> **Exercise directions**:
In the material, copy the lines from the line with "taskbar-start-button[interactable] — [117, 426, 151, 462]" up to and including the line with "taskbar-app-slack[interactable] — [381, 426, 415, 463]", replacing every "running-indicator" with "active-marker" and changing nothing else.

-- BEGIN --

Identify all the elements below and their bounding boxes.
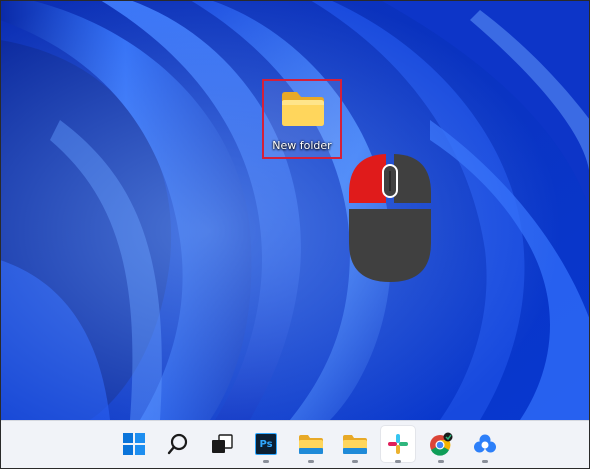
taskbar-start-button[interactable] — [117, 426, 151, 462]
taskbar-app-file-explorer-2[interactable] — [338, 426, 372, 463]
desktop-item-new-folder[interactable]: New folder — [262, 79, 342, 159]
desktop-screen: New folder Ps — [0, 0, 590, 469]
running-indicator — [482, 460, 488, 463]
app-icon — [474, 434, 496, 453]
mouse-right-button — [394, 154, 431, 203]
taskbar-task-view-button[interactable] — [205, 426, 239, 462]
windows-start-icon — [123, 433, 145, 455]
mouse-body — [349, 209, 431, 282]
running-indicator — [395, 460, 401, 463]
desktop-wallpaper — [0, 0, 590, 420]
photoshop-icon: Ps — [255, 433, 277, 455]
running-indicator — [263, 460, 269, 463]
chrome-icon — [430, 432, 453, 456]
taskbar-app-file-explorer[interactable] — [294, 426, 328, 463]
taskbar-app-cloud[interactable] — [468, 426, 502, 463]
slack-icon — [388, 434, 408, 454]
mouse-right-click-icon — [349, 154, 431, 282]
task-view-icon — [212, 434, 233, 453]
running-indicator — [352, 460, 358, 463]
desktop-item-label: New folder — [272, 139, 332, 152]
taskbar-app-photoshop[interactable]: Ps — [249, 426, 283, 463]
file-explorer-icon — [299, 435, 323, 454]
running-indicator — [308, 460, 314, 463]
taskbar: Ps — [0, 420, 590, 469]
folder-icon — [282, 92, 324, 126]
running-indicator — [438, 460, 444, 463]
taskbar-app-slack[interactable] — [381, 426, 415, 463]
taskbar-search-button[interactable] — [161, 426, 195, 462]
search-icon — [167, 433, 188, 455]
mouse-left-button — [349, 154, 386, 203]
taskbar-app-chrome[interactable] — [424, 426, 458, 463]
file-explorer-icon — [343, 435, 367, 454]
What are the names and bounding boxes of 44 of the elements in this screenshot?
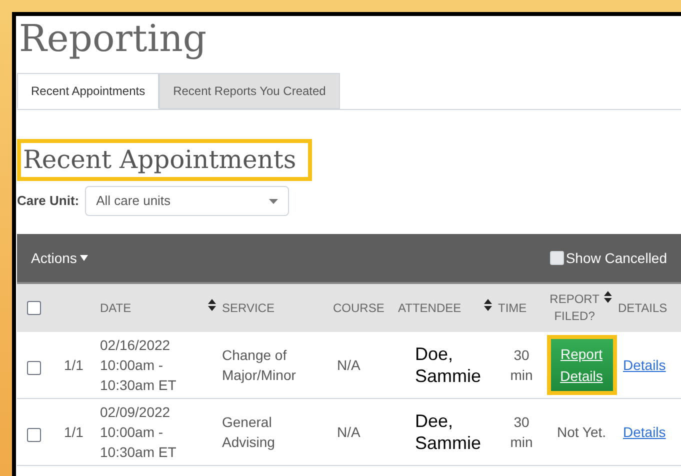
table-cell-text: Change of Major/Minor	[222, 346, 297, 385]
column-header: DATE	[100, 300, 132, 317]
row-checkbox[interactable]	[27, 361, 41, 375]
section-heading: Recent Appointments	[17, 139, 312, 181]
column-header: ATTENDEE	[398, 300, 462, 317]
table-cell-text: 10:30am ET	[100, 376, 178, 395]
table-cell-text: Dee, Sammie	[414, 410, 482, 454]
details-link[interactable]: Details	[618, 422, 681, 442]
show-cancelled-label: Show Cancelled	[566, 248, 667, 268]
sort-icon[interactable]	[604, 291, 612, 303]
sort-icon[interactable]	[484, 299, 492, 311]
select-all-checkbox[interactable]	[27, 301, 41, 315]
page-title: Reporting	[18, 16, 208, 61]
table-cell-text: Doe, Sammie	[414, 343, 482, 387]
actions-menu[interactable]: Actions	[31, 248, 88, 268]
table-cell-text: 10:00am -	[100, 356, 164, 375]
table-cell-text: N/A	[336, 356, 362, 374]
tab[interactable]: Recent Appointments	[17, 73, 160, 109]
column-header: TIME	[498, 300, 527, 317]
show-cancelled-checkbox[interactable]	[550, 251, 564, 265]
caret-icon	[80, 255, 88, 261]
table-cell-text: 02/09/2022	[100, 403, 172, 422]
table-cell-text: 30 min	[509, 346, 534, 385]
sort-icon[interactable]	[208, 299, 216, 311]
tab[interactable]: Recent Reports You Created	[159, 73, 340, 109]
table-cell-text: 02/16/2022	[100, 336, 172, 355]
table-cell-text: General Advising	[222, 413, 276, 452]
column-header: SERVICE	[222, 300, 274, 317]
column-header: REPORT FILED?	[548, 291, 600, 325]
table-cell-text: Not Yet.	[556, 422, 606, 442]
table-cell-text: N/A	[336, 422, 362, 442]
column-header: DETAILS	[618, 300, 668, 317]
caret-icon	[269, 198, 278, 204]
care-unit-label: Care Unit:	[17, 192, 80, 210]
care-unit-select[interactable]: All care units	[85, 186, 290, 216]
column-header: COURSE	[333, 300, 384, 317]
report-details-button[interactable]: Report Details	[550, 339, 612, 391]
row-checkbox[interactable]	[27, 428, 41, 442]
table-cell-text: 10:30am ET	[100, 443, 178, 462]
table-cell-text: 10:00am -	[100, 423, 164, 442]
table-cell-text: 30 min	[509, 413, 534, 452]
details-link[interactable]: Details	[618, 354, 681, 376]
table-cell-text: 1/1	[63, 422, 84, 442]
table-cell-text: 1/1	[63, 356, 84, 374]
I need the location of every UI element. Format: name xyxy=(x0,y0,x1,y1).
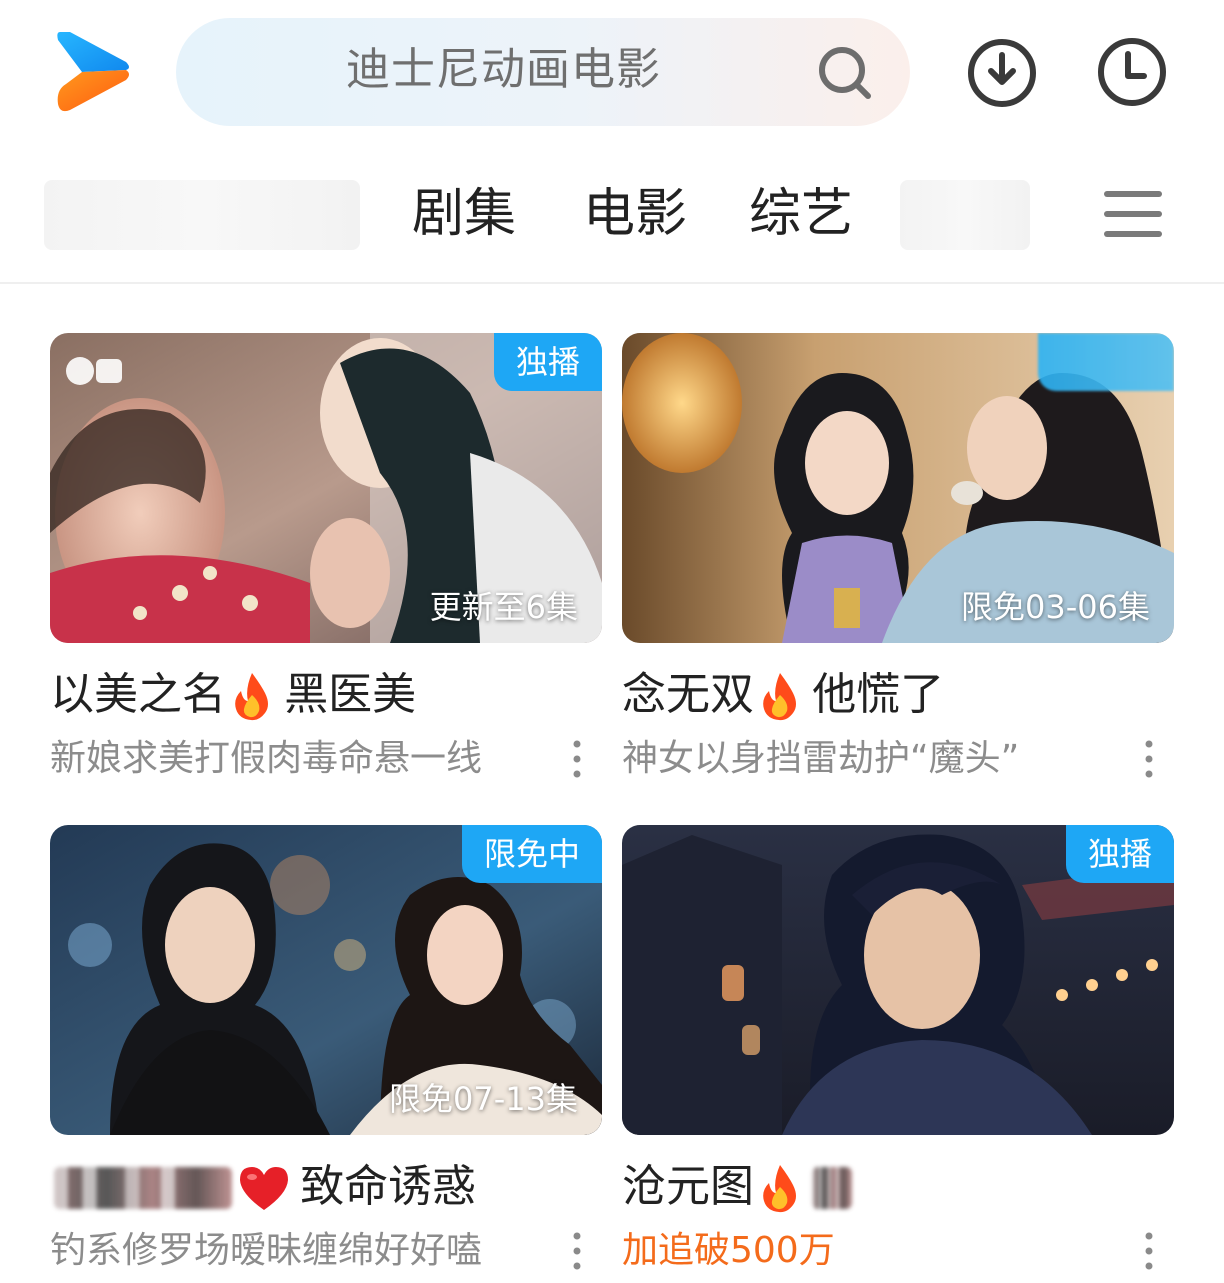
video-subtitle: 新娘求美打假肉毒命悬一线 xyxy=(50,738,483,779)
more-options-icon[interactable] xyxy=(1140,1231,1158,1271)
video-card[interactable]: 限免03-06集 念无双 他慌了 神女以身挡雷劫护“魔头” xyxy=(622,333,1174,779)
heart-icon xyxy=(240,1167,289,1210)
subtitle-row: 加追破500万 xyxy=(622,1223,1174,1279)
video-thumbnail[interactable]: 限免03-06集 xyxy=(622,333,1174,643)
exclusive-badge: 独播 xyxy=(1065,825,1174,883)
menu-icon[interactable] xyxy=(1104,186,1162,242)
blurred-badge xyxy=(1038,333,1174,391)
video-title-tag: 黑医美 xyxy=(284,669,417,720)
app-logo-icon[interactable] xyxy=(52,30,132,112)
history-icon[interactable] xyxy=(1096,36,1168,108)
tab-movies[interactable]: 电影 xyxy=(583,178,687,250)
fire-icon xyxy=(235,673,269,721)
video-card[interactable]: 独播 沧元图 加追破500万 xyxy=(622,825,1174,1271)
blurred-title-text xyxy=(812,1167,853,1209)
video-subtitle: 神女以身挡雷劫护“魔头” xyxy=(622,738,1020,779)
more-options-icon[interactable] xyxy=(568,739,586,779)
blurred-tab-area xyxy=(44,180,360,250)
episode-status: 限免07-13集 xyxy=(389,1080,578,1118)
fire-icon xyxy=(763,1165,797,1213)
search-bar[interactable]: 迪士尼动画电影 xyxy=(176,18,910,126)
video-title[interactable]: 沧元图 xyxy=(622,1155,754,1219)
studio-logo-icon xyxy=(66,357,122,385)
title-row[interactable]: 以美之名 黑医美 xyxy=(50,663,602,727)
video-card[interactable]: 独播 更新至6集 以美之名 黑医美 新娘求美打假肉毒命悬一线 xyxy=(50,333,602,779)
free-badge: 限免中 xyxy=(461,825,602,883)
video-title-tag: 他慌了 xyxy=(812,669,945,720)
more-options-icon[interactable] xyxy=(1140,739,1158,779)
download-icon[interactable] xyxy=(966,37,1038,109)
title-row[interactable]: 致命诱惑 xyxy=(50,1155,602,1219)
video-thumbnail[interactable]: 限免中 限免07-13集 xyxy=(50,825,602,1135)
subtitle-row: 新娘求美打假肉毒命悬一线 xyxy=(50,731,602,787)
video-title[interactable]: 念无双 xyxy=(622,663,754,727)
episode-status: 限免03-06集 xyxy=(961,588,1150,626)
episode-status: 更新至6集 xyxy=(429,588,578,626)
video-title[interactable]: 以美之名 xyxy=(50,663,226,727)
video-thumbnail[interactable]: 独播 更新至6集 xyxy=(50,333,602,643)
title-row[interactable]: 念无双 他慌了 xyxy=(622,663,1174,727)
blurred-title-text xyxy=(54,1167,232,1209)
search-icon[interactable] xyxy=(816,44,874,102)
title-row[interactable]: 沧元图 xyxy=(622,1155,1174,1219)
video-thumbnail[interactable]: 独播 xyxy=(622,825,1174,1135)
video-card[interactable]: 限免中 限免07-13集 致命诱惑 钓系修罗场暧昧缠绵好好嗑 xyxy=(50,825,602,1271)
category-tab-bar: 剧集 电影 综艺 xyxy=(0,150,1224,284)
more-options-icon[interactable] xyxy=(568,1231,586,1271)
search-input[interactable]: 迪士尼动画电影 xyxy=(346,40,661,100)
video-title-tag[interactable]: 致命诱惑 xyxy=(300,1155,476,1219)
fire-icon xyxy=(763,673,797,721)
subtitle-row: 神女以身挡雷劫护“魔头” xyxy=(622,731,1174,787)
subtitle-row: 钓系修罗场暧昧缠绵好好嗑 xyxy=(50,1223,602,1279)
video-subtitle: 钓系修罗场暧昧缠绵好好嗑 xyxy=(50,1230,483,1271)
tab-series[interactable]: 剧集 xyxy=(412,178,516,250)
blurred-tab-area xyxy=(900,180,1030,250)
tab-variety[interactable]: 综艺 xyxy=(749,178,853,250)
top-bar: 迪士尼动画电影 xyxy=(0,0,1224,145)
exclusive-badge: 独播 xyxy=(493,333,602,391)
video-subtitle: 加追破500万 xyxy=(622,1230,835,1271)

-- END --

> **Solution to this task**:
taskbar-start-button[interactable] — [117, 426, 151, 462]
taskbar-app-file-explorer-2[interactable] — [338, 426, 372, 463]
desktop-item-new-folder[interactable]: New folder — [262, 79, 342, 159]
desktop-screen: New folder Ps — [0, 0, 590, 469]
active-marker — [482, 460, 488, 463]
app-icon — [474, 434, 496, 453]
mouse-right-button — [394, 154, 431, 203]
taskbar-task-view-button[interactable] — [205, 426, 239, 462]
windows-start-icon — [123, 433, 145, 455]
mouse-body — [349, 209, 431, 282]
active-marker — [395, 460, 401, 463]
desktop-wallpaper — [0, 0, 590, 420]
photoshop-icon: Ps — [255, 433, 277, 455]
active-marker — [263, 460, 269, 463]
chrome-icon — [430, 432, 453, 456]
taskbar-app-file-explorer[interactable] — [294, 426, 328, 463]
taskbar-app-cloud[interactable] — [468, 426, 502, 463]
slack-icon — [388, 434, 408, 454]
mouse-right-click-icon — [349, 154, 431, 282]
task-view-icon — [212, 434, 233, 453]
active-marker — [352, 460, 358, 463]
desktop-item-label: New folder — [272, 139, 332, 152]
taskbar-app-photoshop[interactable]: Ps — [249, 426, 283, 463]
file-explorer-icon — [299, 435, 323, 454]
active-marker — [308, 460, 314, 463]
taskbar: Ps — [0, 420, 590, 469]
folder-icon — [282, 92, 324, 126]
active-marker — [438, 460, 444, 463]
taskbar-app-slack[interactable] — [381, 426, 415, 463]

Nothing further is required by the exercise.